-- Record set start --

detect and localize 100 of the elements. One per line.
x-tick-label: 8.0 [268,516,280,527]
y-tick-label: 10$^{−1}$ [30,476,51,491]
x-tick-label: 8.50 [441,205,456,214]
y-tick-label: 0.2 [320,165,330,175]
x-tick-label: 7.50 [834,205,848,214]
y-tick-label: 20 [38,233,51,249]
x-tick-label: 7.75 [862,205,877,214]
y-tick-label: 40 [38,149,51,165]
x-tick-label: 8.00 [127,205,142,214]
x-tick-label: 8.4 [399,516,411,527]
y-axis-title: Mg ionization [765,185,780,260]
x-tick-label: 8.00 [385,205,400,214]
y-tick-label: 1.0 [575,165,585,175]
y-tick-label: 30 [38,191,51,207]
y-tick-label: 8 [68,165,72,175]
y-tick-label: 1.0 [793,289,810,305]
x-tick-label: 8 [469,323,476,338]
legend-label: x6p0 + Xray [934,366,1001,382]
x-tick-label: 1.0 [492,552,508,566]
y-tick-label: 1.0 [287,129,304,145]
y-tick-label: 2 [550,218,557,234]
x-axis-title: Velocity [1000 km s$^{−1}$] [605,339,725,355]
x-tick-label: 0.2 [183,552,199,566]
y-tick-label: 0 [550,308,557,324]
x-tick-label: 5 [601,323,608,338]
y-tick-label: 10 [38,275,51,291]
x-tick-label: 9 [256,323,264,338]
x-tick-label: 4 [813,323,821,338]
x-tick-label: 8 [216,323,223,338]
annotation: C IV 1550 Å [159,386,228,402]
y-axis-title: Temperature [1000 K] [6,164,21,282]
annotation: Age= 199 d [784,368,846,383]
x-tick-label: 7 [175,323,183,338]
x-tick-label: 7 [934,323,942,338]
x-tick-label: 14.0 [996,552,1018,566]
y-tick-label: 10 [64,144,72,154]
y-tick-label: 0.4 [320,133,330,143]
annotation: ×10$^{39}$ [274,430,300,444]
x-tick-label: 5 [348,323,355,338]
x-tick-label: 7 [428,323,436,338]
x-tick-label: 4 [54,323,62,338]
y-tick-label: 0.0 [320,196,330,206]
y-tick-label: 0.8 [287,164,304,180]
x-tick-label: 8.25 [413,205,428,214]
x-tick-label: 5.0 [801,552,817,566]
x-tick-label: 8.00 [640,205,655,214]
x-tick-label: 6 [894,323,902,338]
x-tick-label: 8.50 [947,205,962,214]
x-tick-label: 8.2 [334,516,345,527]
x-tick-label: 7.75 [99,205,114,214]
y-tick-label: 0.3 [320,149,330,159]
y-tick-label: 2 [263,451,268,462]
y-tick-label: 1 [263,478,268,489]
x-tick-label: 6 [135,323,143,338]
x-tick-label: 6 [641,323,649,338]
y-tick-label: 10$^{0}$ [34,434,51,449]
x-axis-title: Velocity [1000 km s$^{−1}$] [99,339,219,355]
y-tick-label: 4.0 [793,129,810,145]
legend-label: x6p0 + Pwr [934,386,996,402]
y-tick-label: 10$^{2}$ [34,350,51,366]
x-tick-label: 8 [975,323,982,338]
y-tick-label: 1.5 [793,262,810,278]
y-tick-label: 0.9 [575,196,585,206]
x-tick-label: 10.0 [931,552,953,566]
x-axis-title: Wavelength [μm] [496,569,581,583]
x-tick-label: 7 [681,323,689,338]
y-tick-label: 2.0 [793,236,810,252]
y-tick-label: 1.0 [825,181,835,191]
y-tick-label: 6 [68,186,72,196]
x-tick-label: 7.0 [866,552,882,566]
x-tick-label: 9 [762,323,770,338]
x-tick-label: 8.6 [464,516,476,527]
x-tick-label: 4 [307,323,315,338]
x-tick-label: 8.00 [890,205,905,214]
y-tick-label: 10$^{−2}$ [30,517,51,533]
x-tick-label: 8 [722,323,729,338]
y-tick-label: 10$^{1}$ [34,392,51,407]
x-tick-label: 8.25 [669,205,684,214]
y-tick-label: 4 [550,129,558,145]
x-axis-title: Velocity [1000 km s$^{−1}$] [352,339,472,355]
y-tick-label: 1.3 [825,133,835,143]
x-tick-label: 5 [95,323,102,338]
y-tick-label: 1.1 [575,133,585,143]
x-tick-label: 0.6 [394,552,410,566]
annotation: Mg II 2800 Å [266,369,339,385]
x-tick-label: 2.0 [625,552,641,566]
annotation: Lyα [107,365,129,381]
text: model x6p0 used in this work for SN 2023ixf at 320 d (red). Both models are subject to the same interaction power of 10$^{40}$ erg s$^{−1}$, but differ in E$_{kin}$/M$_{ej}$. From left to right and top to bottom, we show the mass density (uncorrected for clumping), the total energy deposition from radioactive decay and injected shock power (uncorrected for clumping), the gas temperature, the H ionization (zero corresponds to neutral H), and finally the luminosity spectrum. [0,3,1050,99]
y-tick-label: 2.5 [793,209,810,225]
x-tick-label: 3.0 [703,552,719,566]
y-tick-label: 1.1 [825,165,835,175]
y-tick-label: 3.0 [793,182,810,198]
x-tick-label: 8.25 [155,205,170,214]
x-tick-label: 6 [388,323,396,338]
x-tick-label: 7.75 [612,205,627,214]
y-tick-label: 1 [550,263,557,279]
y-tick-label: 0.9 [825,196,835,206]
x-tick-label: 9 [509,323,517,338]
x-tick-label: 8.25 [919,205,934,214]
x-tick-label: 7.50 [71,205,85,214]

-- Record set end --

What to work on >>
Reproduce the lines verbatim, beginning with the first line and continuing through the line that contains "y-tick-label: 30 [38,191,51,207]".

Solution to this problem >>
detect and localize 100 of the elements. One per line.
x-tick-label: 8.0 [268,516,280,527]
y-tick-label: 10$^{−1}$ [30,476,51,491]
x-tick-label: 8.50 [441,205,456,214]
y-tick-label: 0.2 [320,165,330,175]
x-tick-label: 7.50 [834,205,848,214]
y-tick-label: 20 [38,233,51,249]
x-tick-label: 7.75 [862,205,877,214]
y-tick-label: 40 [38,149,51,165]
x-tick-label: 8.00 [127,205,142,214]
x-tick-label: 8.4 [399,516,411,527]
y-axis-title: Mg ionization [765,185,780,260]
x-tick-label: 8.00 [385,205,400,214]
y-tick-label: 1.0 [575,165,585,175]
y-tick-label: 30 [38,191,51,207]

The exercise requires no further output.